- [TASK PROMPT] Any pictures in the records below should be skipped; write out everything else exactly.

- [RECORDS PROVIDED]
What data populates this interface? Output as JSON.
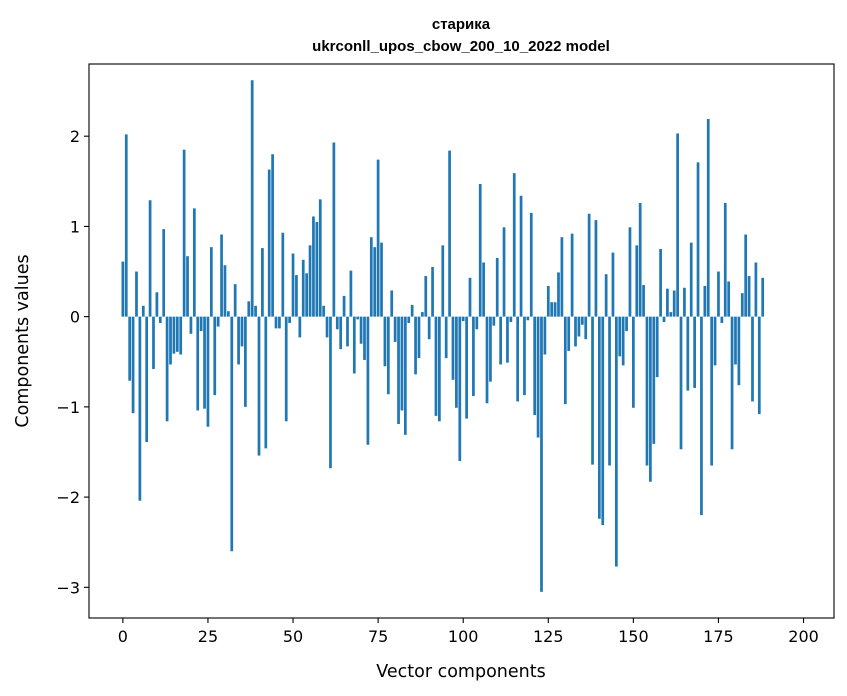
{
  "chart_data": {
    "type": "bar",
    "title": "старика",
    "subtitle": "ukrconll_upos_cbow_200_10_2022 model",
    "xlabel": "Vector components",
    "ylabel": "Components values",
    "xlim": [
      -9.95,
      208.95
    ],
    "ylim": [
      -3.34,
      2.8
    ],
    "xticks": [
      0,
      25,
      50,
      75,
      100,
      125,
      150,
      175,
      200
    ],
    "yticks": [
      -3,
      -2,
      -1,
      0,
      1,
      2
    ],
    "ytick_labels": [
      "−3",
      "−2",
      "−1",
      "0",
      "1",
      "2"
    ],
    "grid": false,
    "bar_color": "#1f77b4",
    "values": [
      0.61,
      2.02,
      -0.71,
      -1.07,
      0.5,
      -2.04,
      0.12,
      -1.39,
      1.29,
      -0.58,
      0.27,
      -0.07,
      0.97,
      -1.16,
      -0.53,
      -0.41,
      -0.39,
      -0.42,
      1.85,
      0.67,
      -0.19,
      1.2,
      -1.04,
      -0.16,
      -1.02,
      -1.22,
      0.77,
      -0.87,
      -0.11,
      0.91,
      0.57,
      0.06,
      -2.6,
      0.36,
      -0.53,
      -0.33,
      -1.0,
      0.17,
      2.62,
      0.12,
      -1.54,
      0.76,
      -1.46,
      1.63,
      1.8,
      -0.13,
      -0.13,
      0.93,
      -1.16,
      -0.07,
      0.7,
      0.46,
      -0.23,
      0.63,
      0.48,
      0.79,
      1.11,
      1.05,
      1.3,
      0.12,
      -0.23,
      -1.68,
      1.93,
      -0.14,
      -0.36,
      0.23,
      -0.33,
      0.51,
      -0.63,
      -0.03,
      -0.3,
      -0.48,
      -1.42,
      0.88,
      0.77,
      1.74,
      0.82,
      -0.55,
      -0.86,
      0.29,
      -0.28,
      -1.19,
      -1.04,
      -1.31,
      -0.07,
      0.13,
      -0.64,
      -0.46,
      0.05,
      0.45,
      -0.25,
      0.55,
      -1.1,
      -1.16,
      0.79,
      -0.46,
      1.84,
      -0.7,
      -1.01,
      -1.6,
      -0.05,
      -1.13,
      0.43,
      -0.88,
      -0.14,
      1.47,
      0.6,
      -0.96,
      -0.72,
      -0.1,
      0.65,
      -0.53,
      0.99,
      -0.51,
      -0.06,
      1.59,
      -0.94,
      1.34,
      -0.87,
      -0.04,
      1.15,
      -1.09,
      -1.34,
      -3.05,
      -0.42,
      0.34,
      0.16,
      0.16,
      0.49,
      0.88,
      -0.97,
      -0.38,
      0.92,
      -0.33,
      -0.22,
      -0.09,
      -0.25,
      1.14,
      -1.64,
      1.07,
      -2.24,
      -2.31,
      0.47,
      -1.65,
      0.71,
      -2.77,
      -0.44,
      -0.54,
      -0.16,
      0.99,
      -1.01,
      0.79,
      1.26,
      0.35,
      -1.65,
      -1.83,
      -1.41,
      -0.67,
      0.75,
      -0.06,
      0.31,
      0.05,
      0.29,
      2.03,
      -1.47,
      0.32,
      -0.82,
      0.82,
      -0.79,
      1.71,
      -2.2,
      0.34,
      2.19,
      -1.65,
      -0.54,
      0.5,
      -0.07,
      1.26,
      0.39,
      -1.47,
      -0.53,
      -0.76,
      0.26,
      0.91,
      0.45,
      -0.94,
      0.6,
      -1.08,
      0.43,
      0.0,
      0.0,
      0.0,
      0.0,
      0.0,
      0.0,
      0.0,
      0.0
    ]
  }
}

- [WRITTEN SOLUTION]
What data populates this interface? Output as JSON.
{
  "chart_data": {
    "type": "bar",
    "title": "старика",
    "subtitle": "ukrconll_upos_cbow_200_10_2022 model",
    "xlabel": "Vector components",
    "ylabel": "Components values",
    "xlim": [
      -9.95,
      208.95
    ],
    "ylim": [
      -3.34,
      2.8
    ],
    "xticks": [
      0,
      25,
      50,
      75,
      100,
      125,
      150,
      175,
      200
    ],
    "yticks": [
      -3,
      -2,
      -1,
      0,
      1,
      2
    ],
    "ytick_labels": [
      "−3",
      "−2",
      "−1",
      "0",
      "1",
      "2"
    ],
    "grid": false,
    "bar_color": "#1f77b4",
    "values": [
      0.61,
      2.02,
      -0.71,
      -1.07,
      0.5,
      -2.04,
      0.12,
      -1.39,
      1.29,
      -0.58,
      0.27,
      -0.07,
      0.97,
      -1.16,
      -0.53,
      -0.41,
      -0.39,
      -0.42,
      1.85,
      0.67,
      -0.19,
      1.2,
      -1.04,
      -0.16,
      -1.02,
      -1.22,
      0.77,
      -0.87,
      -0.11,
      0.91,
      0.57,
      0.06,
      -2.6,
      0.36,
      -0.53,
      -0.33,
      -1.0,
      0.17,
      2.62,
      0.12,
      -1.54,
      0.76,
      -1.46,
      1.63,
      1.8,
      -0.13,
      -0.13,
      0.93,
      -1.16,
      -0.07,
      0.7,
      0.46,
      -0.23,
      0.63,
      0.48,
      0.79,
      1.11,
      1.05,
      1.3,
      0.12,
      -0.23,
      -1.68,
      1.93,
      -0.14,
      -0.36,
      0.23,
      -0.33,
      0.51,
      -0.63,
      -0.03,
      -0.3,
      -0.48,
      -1.42,
      0.88,
      0.77,
      1.74,
      0.82,
      -0.55,
      -0.86,
      0.29,
      -0.28,
      -1.19,
      -1.04,
      -1.31,
      -0.07,
      0.13,
      -0.64,
      -0.46,
      0.05,
      0.45,
      -0.25,
      0.55,
      -1.1,
      -1.16,
      0.79,
      -0.46,
      1.84,
      -0.7,
      -1.01,
      -1.6,
      -0.05,
      -1.13,
      0.43,
      -0.88,
      -0.14,
      1.47,
      0.6,
      -0.96,
      -0.72,
      -0.1,
      0.65,
      -0.53,
      0.99,
      -0.51,
      -0.06,
      1.59,
      -0.94,
      1.34,
      -0.87,
      -0.04,
      1.15,
      -1.09,
      -1.34,
      -3.05,
      -0.42,
      0.34,
      0.16,
      0.16,
      0.49,
      0.88,
      -0.97,
      -0.38,
      0.92,
      -0.33,
      -0.22,
      -0.09,
      -0.25,
      1.14,
      -1.64,
      1.07,
      -2.24,
      -2.31,
      0.47,
      -1.65,
      0.71,
      -2.77,
      -0.44,
      -0.54,
      -0.16,
      0.99,
      -1.01,
      0.79,
      1.26,
      0.35,
      -1.65,
      -1.83,
      -1.41,
      -0.67,
      0.75,
      -0.06,
      0.31,
      0.05,
      0.29,
      2.03,
      -1.47,
      0.32,
      -0.82,
      0.82,
      -0.79,
      1.71,
      -2.2,
      0.34,
      2.19,
      -1.65,
      -0.54,
      0.5,
      -0.07,
      1.26,
      0.39,
      -1.47,
      -0.53,
      -0.76,
      0.26,
      0.91,
      0.45,
      -0.94,
      0.6,
      -1.08,
      0.43,
      0.0,
      0.0,
      0.0,
      0.0,
      0.0,
      0.0,
      0.0,
      0.0
    ]
  }
}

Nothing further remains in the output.